(Rows from a dataset)
◇ ◇ ◇ ◇ ◇ ◇ ◇

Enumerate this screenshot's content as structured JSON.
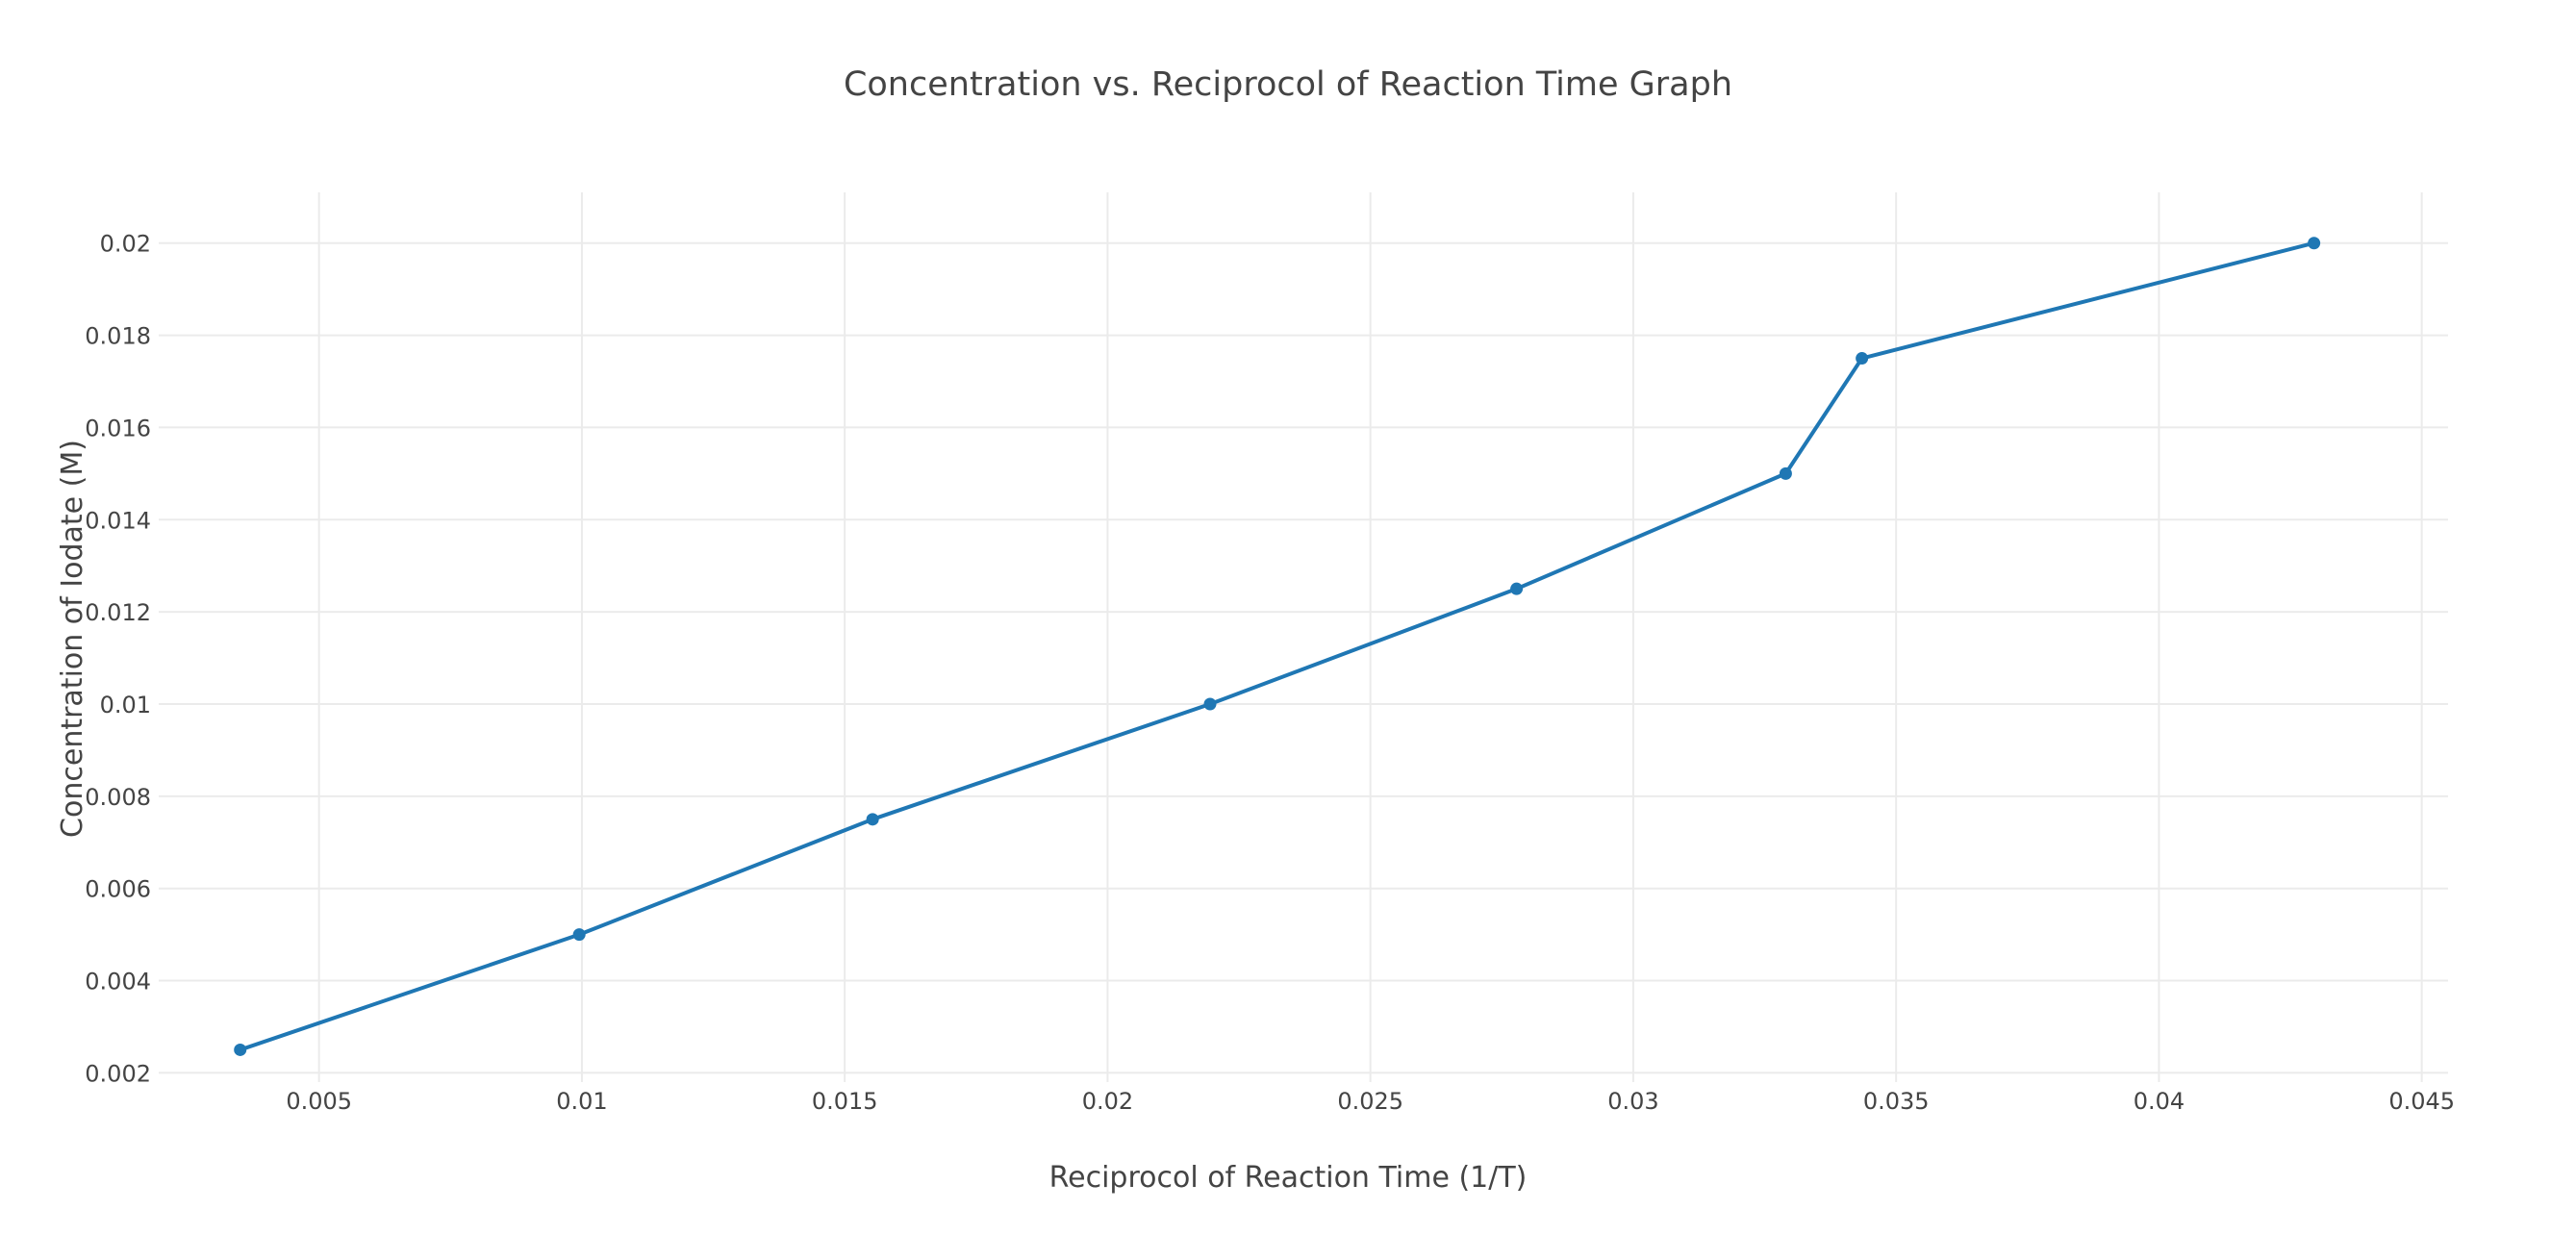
{
  "chart_data": {
    "type": "line",
    "title": "Concentration vs. Reciprocol of Reaction Time Graph",
    "xlabel": "Reciprocol of Reaction Time (1/T)",
    "ylabel": "Concentration of Iodate (M)",
    "xlim": [
      0.00195,
      0.0455
    ],
    "ylim": [
      0.0018,
      0.0211
    ],
    "xticks": [
      0.005,
      0.01,
      0.015,
      0.02,
      0.025,
      0.03,
      0.035,
      0.04,
      0.045
    ],
    "xtick_labels": [
      "0.005",
      "0.01",
      "0.015",
      "0.02",
      "0.025",
      "0.03",
      "0.035",
      "0.04",
      "0.045"
    ],
    "yticks": [
      0.002,
      0.004,
      0.006,
      0.008,
      0.01,
      0.012,
      0.014,
      0.016,
      0.018,
      0.02
    ],
    "ytick_labels": [
      "0.002",
      "0.004",
      "0.006",
      "0.008",
      "0.01",
      "0.012",
      "0.014",
      "0.016",
      "0.018",
      "0.02"
    ],
    "grid": true,
    "series": [
      {
        "color": "#1f77b4",
        "mode": "lines+markers",
        "x": [
          0.0035,
          0.00995,
          0.01553,
          0.02195,
          0.02778,
          0.0329,
          0.03435,
          0.04295
        ],
        "y": [
          0.0025,
          0.005,
          0.0075,
          0.01,
          0.0125,
          0.015,
          0.0175,
          0.02
        ]
      }
    ]
  }
}
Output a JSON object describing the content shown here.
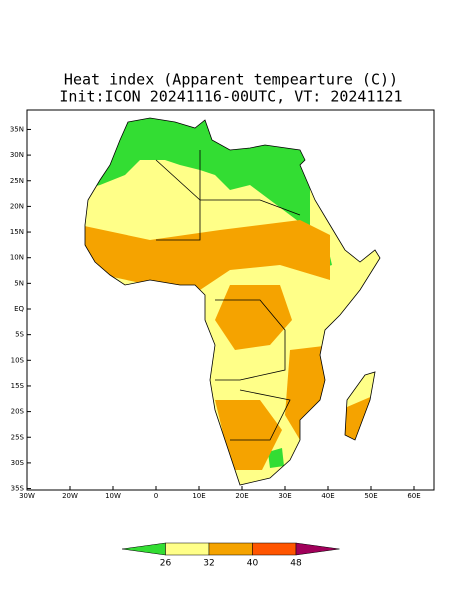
{
  "title": [
    "Heat index (Apparent tempearture (C))",
    "Init:ICON 20241116-00UTC, VT: 20241121"
  ],
  "map": {
    "lon_ticks": [
      {
        "value": -30,
        "label": "30W"
      },
      {
        "value": -20,
        "label": "20W"
      },
      {
        "value": -10,
        "label": "10W"
      },
      0,
      {
        "value": 10,
        "label": "10E"
      },
      {
        "value": 20,
        "label": "20E"
      },
      {
        "value": 30,
        "label": "30E"
      },
      {
        "value": 40,
        "label": "40E"
      },
      {
        "value": 50,
        "label": "50E"
      },
      {
        "value": 60,
        "label": "60E"
      }
    ],
    "lat_ticks": [
      {
        "value": 35,
        "label": "35N"
      },
      {
        "value": 30,
        "label": "30N"
      },
      {
        "value": 25,
        "label": "25N"
      },
      {
        "value": 20,
        "label": "20N"
      },
      {
        "value": 15,
        "label": "15N"
      },
      {
        "value": 10,
        "label": "10N"
      },
      {
        "value": 5,
        "label": "5N"
      },
      {
        "value": 0,
        "label": "EQ"
      },
      {
        "value": -5,
        "label": "5S"
      },
      {
        "value": -10,
        "label": "10S"
      },
      {
        "value": -15,
        "label": "15S"
      },
      {
        "value": -20,
        "label": "20S"
      },
      {
        "value": -25,
        "label": "25S"
      },
      {
        "value": -30,
        "label": "30S"
      },
      {
        "value": -35,
        "label": "35S"
      }
    ]
  },
  "colorbar": {
    "levels": [
      26,
      32,
      40,
      48
    ],
    "colors": [
      "#33dd33",
      "#ffff88",
      "#f5a300",
      "#ff5500",
      "#a0005a"
    ]
  }
}
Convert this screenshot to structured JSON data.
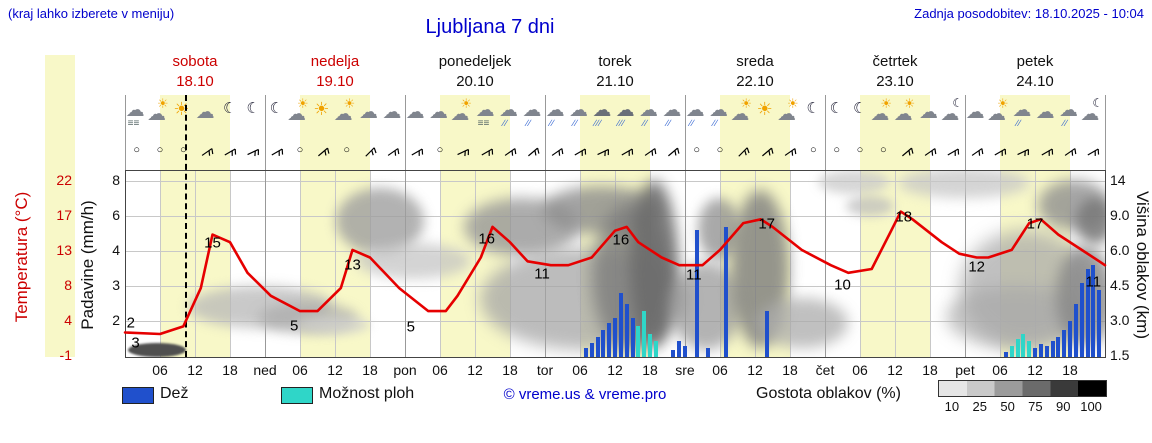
{
  "header": {
    "hint": "(kraj lahko izberete v meniju)",
    "title": "Ljubljana 7 dni",
    "updated": "Zadnja posodobitev: 18.10.2025 - 10:04"
  },
  "days": [
    {
      "name": "sobota",
      "date": "18.10",
      "color": "#cc0000"
    },
    {
      "name": "nedelja",
      "date": "19.10",
      "color": "#cc0000"
    },
    {
      "name": "ponedeljek",
      "date": "20.10",
      "color": "#111111"
    },
    {
      "name": "torek",
      "date": "21.10",
      "color": "#111111"
    },
    {
      "name": "sreda",
      "date": "22.10",
      "color": "#111111"
    },
    {
      "name": "četrtek",
      "date": "23.10",
      "color": "#111111"
    },
    {
      "name": "petek",
      "date": "24.10",
      "color": "#111111"
    }
  ],
  "axes": {
    "temp_label": "Temperatura (°C)",
    "precip_label": "Padavine (mm/h)",
    "cloud_label": "Višina oblakov (km)",
    "temp_ticks": [
      "22",
      "17",
      "13",
      "8",
      "4",
      "-1"
    ],
    "precip_ticks": [
      "8",
      "6",
      "4",
      "3",
      "2"
    ],
    "cloud_ticks": [
      "14",
      "9.0",
      "6.0",
      "4.5",
      "3.0",
      "1.5"
    ],
    "time_ticks": [
      "06",
      "12",
      "18"
    ],
    "day_abbrevs": [
      "ned",
      "pon",
      "tor",
      "sre",
      "čet",
      "pet"
    ]
  },
  "legend": {
    "rain": "Dež",
    "shower": "Možnost ploh",
    "copyright": "© vreme.us & vreme.pro",
    "cloud_density": "Gostota oblakov (%)",
    "density_ticks": [
      "10",
      "25",
      "50",
      "75",
      "90",
      "100"
    ]
  },
  "colors": {
    "accent_blue": "#0000cc",
    "weekend_red": "#cc0000",
    "temp_curve": "#e60000",
    "rain_bar": "#2050cc",
    "shower_bar": "#2fd6c8",
    "day_band": "#f8f8c8",
    "grid_minor": "#c8c8c8",
    "grid_major": "#999999",
    "density_scale": [
      "#e6e6e6",
      "#c9c9c9",
      "#9b9b9b",
      "#6b6b6b",
      "#3a3a3a",
      "#000000"
    ]
  },
  "chart_data": {
    "type": "meteogram",
    "title": "Ljubljana 7 dni",
    "x_axis": {
      "unit": "hour",
      "range": [
        0,
        168
      ],
      "hours_per_day": 24,
      "daylight_band_hours": [
        6,
        18
      ]
    },
    "now_marker_hour": 10.3,
    "temperature": {
      "unit": "°C",
      "axis_range": [
        -1,
        22
      ],
      "axis_tick_values": [
        22,
        17,
        13,
        8,
        4,
        -1
      ],
      "series": [
        [
          0,
          2.2
        ],
        [
          6,
          2
        ],
        [
          10,
          3
        ],
        [
          13,
          8
        ],
        [
          15,
          15
        ],
        [
          18,
          14
        ],
        [
          21,
          10
        ],
        [
          25,
          7
        ],
        [
          30,
          5
        ],
        [
          33,
          5
        ],
        [
          37,
          8
        ],
        [
          39,
          13
        ],
        [
          42,
          12
        ],
        [
          47,
          8
        ],
        [
          52,
          5
        ],
        [
          55,
          5
        ],
        [
          57,
          7
        ],
        [
          61,
          12
        ],
        [
          63,
          16
        ],
        [
          66,
          14
        ],
        [
          69,
          11.5
        ],
        [
          73,
          11
        ],
        [
          76,
          11
        ],
        [
          80,
          12
        ],
        [
          84,
          15.5
        ],
        [
          86,
          16
        ],
        [
          88,
          14
        ],
        [
          92,
          12
        ],
        [
          95,
          11
        ],
        [
          99,
          11
        ],
        [
          102,
          13
        ],
        [
          106,
          16.5
        ],
        [
          109,
          17
        ],
        [
          111,
          16
        ],
        [
          116,
          13
        ],
        [
          121,
          11
        ],
        [
          124,
          10
        ],
        [
          128,
          10.5
        ],
        [
          131,
          15
        ],
        [
          133,
          18
        ],
        [
          135,
          17
        ],
        [
          140,
          14
        ],
        [
          143,
          12.5
        ],
        [
          146,
          12
        ],
        [
          148,
          12
        ],
        [
          152,
          13
        ],
        [
          155,
          16.5
        ],
        [
          157,
          17
        ],
        [
          160,
          15
        ],
        [
          164,
          13
        ],
        [
          167,
          11.5
        ],
        [
          168,
          11
        ]
      ],
      "point_labels": [
        [
          1,
          3.5,
          "2"
        ],
        [
          1.8,
          0.8,
          "3"
        ],
        [
          15,
          13.9,
          "15"
        ],
        [
          29,
          3,
          "5"
        ],
        [
          39,
          11,
          "13"
        ],
        [
          49,
          2.9,
          "5"
        ],
        [
          62,
          14.4,
          "16"
        ],
        [
          71.5,
          9.8,
          "11"
        ],
        [
          85,
          14.3,
          "16"
        ],
        [
          97.5,
          9.7,
          "11"
        ],
        [
          110,
          16.4,
          "17"
        ],
        [
          123,
          8.4,
          "10"
        ],
        [
          133.5,
          17.3,
          "18"
        ],
        [
          146,
          10.8,
          "12"
        ],
        [
          156,
          16.4,
          "17"
        ],
        [
          166,
          8.8,
          "11"
        ]
      ]
    },
    "precipitation": {
      "unit": "mm/h",
      "axis_tick_values": [
        8,
        6,
        4,
        3,
        2
      ],
      "rain_bars": [
        [
          79,
          0.5
        ],
        [
          80,
          0.8
        ],
        [
          81,
          1.1
        ],
        [
          82,
          1.5
        ],
        [
          83,
          1.9
        ],
        [
          84,
          2.1
        ],
        [
          85,
          2.8
        ],
        [
          86,
          2.5
        ],
        [
          87,
          2.1
        ],
        [
          94,
          0.4
        ],
        [
          95,
          0.9
        ],
        [
          96,
          0.6
        ],
        [
          98,
          5.2
        ],
        [
          100,
          0.5
        ],
        [
          103,
          5.4
        ],
        [
          110,
          2.3
        ],
        [
          151,
          0.3
        ],
        [
          156,
          0.5
        ],
        [
          157,
          0.7
        ],
        [
          158,
          0.6
        ],
        [
          159,
          0.9
        ],
        [
          160,
          1.1
        ],
        [
          161,
          1.5
        ],
        [
          162,
          2.0
        ],
        [
          163,
          2.5
        ],
        [
          164,
          3.1
        ],
        [
          165,
          3.5
        ],
        [
          166,
          3.6
        ],
        [
          167,
          2.9
        ]
      ],
      "shower_bars": [
        [
          88,
          1.7
        ],
        [
          89,
          2.3
        ],
        [
          90,
          1.3
        ],
        [
          91,
          0.9
        ],
        [
          152,
          0.6
        ],
        [
          153,
          1.0
        ],
        [
          154,
          1.3
        ],
        [
          155,
          0.9
        ]
      ]
    },
    "cloud_height_axis": {
      "unit": "km",
      "ticks": [
        14,
        9.0,
        6.0,
        4.5,
        3.0,
        1.5
      ]
    },
    "weather_icons": [
      "fog",
      "suncloud",
      "sun",
      "cloud",
      "moon",
      "moon",
      "moon",
      "suncloud",
      "sun",
      "suncloud",
      "cloud",
      "cloud",
      "cloud",
      "cloud",
      "suncloud",
      "fog",
      "rain",
      "rain",
      "rain",
      "rain",
      "heavyrain",
      "heavyrain",
      "rain",
      "rain",
      "rain",
      "rain",
      "suncloud",
      "sun",
      "suncloud",
      "moon",
      "moon",
      "moon",
      "suncloud",
      "suncloud",
      "cloud",
      "mooncloud",
      "cloud",
      "suncloud",
      "rain",
      "cloud",
      "rain",
      "mooncloud"
    ],
    "wind": [
      "o",
      "o",
      "o",
      55,
      60,
      65,
      60,
      "o",
      50,
      "o",
      45,
      55,
      60,
      "o",
      65,
      60,
      55,
      50,
      55,
      60,
      65,
      60,
      55,
      50,
      "o",
      "o",
      45,
      50,
      55,
      "o",
      "o",
      "o",
      "o",
      50,
      55,
      60,
      55,
      60,
      65,
      60,
      55,
      60
    ],
    "cloud_shading": [
      [
        128,
        343,
        58,
        14,
        "#4f4f4f",
        1,
        1
      ],
      [
        188,
        286,
        145,
        42,
        "#b8b8b8",
        0.75,
        6
      ],
      [
        258,
        303,
        100,
        30,
        "#a9a9a9",
        0.7,
        6
      ],
      [
        296,
        316,
        74,
        18,
        "#cfcfcf",
        0.7,
        5
      ],
      [
        336,
        188,
        88,
        66,
        "#9f9f9f",
        0.8,
        6
      ],
      [
        356,
        243,
        115,
        36,
        "#c2c2c2",
        0.7,
        6
      ],
      [
        464,
        198,
        115,
        58,
        "#979797",
        0.8,
        7
      ],
      [
        480,
        248,
        210,
        102,
        "#a6a6a6",
        0.75,
        8
      ],
      [
        543,
        186,
        118,
        48,
        "#8c8c8c",
        0.8,
        7
      ],
      [
        592,
        203,
        78,
        148,
        "#7b7b7b",
        0.8,
        8
      ],
      [
        630,
        180,
        48,
        168,
        "#6a6a6a",
        0.85,
        7
      ],
      [
        670,
        262,
        72,
        88,
        "#9a9a9a",
        0.75,
        7
      ],
      [
        698,
        198,
        42,
        62,
        "#8d8d8d",
        0.75,
        6
      ],
      [
        731,
        190,
        58,
        158,
        "#7d7d7d",
        0.8,
        7
      ],
      [
        756,
        298,
        92,
        50,
        "#ababab",
        0.75,
        7
      ],
      [
        818,
        170,
        72,
        24,
        "#c9c9c9",
        0.75,
        5
      ],
      [
        846,
        196,
        48,
        20,
        "#bdbdbd",
        0.75,
        5
      ],
      [
        898,
        168,
        132,
        30,
        "#c6c6c6",
        0.75,
        6
      ],
      [
        946,
        286,
        142,
        62,
        "#b3b3b3",
        0.75,
        8
      ],
      [
        960,
        230,
        132,
        118,
        "#a6a6a6",
        0.7,
        9
      ],
      [
        1038,
        180,
        72,
        50,
        "#8f8f8f",
        0.8,
        7
      ],
      [
        1056,
        246,
        58,
        102,
        "#868686",
        0.8,
        7
      ],
      [
        1076,
        198,
        38,
        46,
        "#787878",
        0.85,
        6
      ]
    ]
  }
}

◇ ◇ ◇ ◇ ◇ ◇ ◇

Collect every line from the records above that contains the word "oblakov".

    "cloud_label": "Višina oblakov (km)",
    "cloud_density": "Gostota oblakov (%)",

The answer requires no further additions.